======== Task inputs

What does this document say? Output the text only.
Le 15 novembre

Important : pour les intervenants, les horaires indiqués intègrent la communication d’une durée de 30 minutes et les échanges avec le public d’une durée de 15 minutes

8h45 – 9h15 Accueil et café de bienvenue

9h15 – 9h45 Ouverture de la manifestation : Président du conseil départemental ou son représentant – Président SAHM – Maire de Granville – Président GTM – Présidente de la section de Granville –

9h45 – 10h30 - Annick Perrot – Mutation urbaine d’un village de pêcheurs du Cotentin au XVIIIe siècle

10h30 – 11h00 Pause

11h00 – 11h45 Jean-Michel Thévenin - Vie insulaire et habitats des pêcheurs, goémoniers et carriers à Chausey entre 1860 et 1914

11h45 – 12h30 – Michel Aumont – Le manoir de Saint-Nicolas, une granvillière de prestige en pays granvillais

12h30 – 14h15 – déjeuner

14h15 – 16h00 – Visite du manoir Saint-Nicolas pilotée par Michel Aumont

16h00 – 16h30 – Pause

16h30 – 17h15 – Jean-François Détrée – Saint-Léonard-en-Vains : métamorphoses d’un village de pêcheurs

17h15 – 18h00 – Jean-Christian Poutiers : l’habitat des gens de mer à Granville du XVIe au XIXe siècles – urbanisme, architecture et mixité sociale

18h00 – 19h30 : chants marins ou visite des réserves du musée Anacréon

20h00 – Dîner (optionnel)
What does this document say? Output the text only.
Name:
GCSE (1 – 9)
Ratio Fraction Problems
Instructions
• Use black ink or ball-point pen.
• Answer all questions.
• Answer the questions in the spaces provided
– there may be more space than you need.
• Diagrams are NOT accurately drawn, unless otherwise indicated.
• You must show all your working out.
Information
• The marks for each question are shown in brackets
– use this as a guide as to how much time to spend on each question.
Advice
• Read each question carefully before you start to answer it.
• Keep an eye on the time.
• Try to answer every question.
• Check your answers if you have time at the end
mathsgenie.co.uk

================

Set task:
Look through the entries above for the word "each". Copy every line where it shows up.

Exercise result:
• The marks for each question are shown in brackets
– use this as a guide as to how much time to spend on each question.
• Read each question carefully before you start to answer it.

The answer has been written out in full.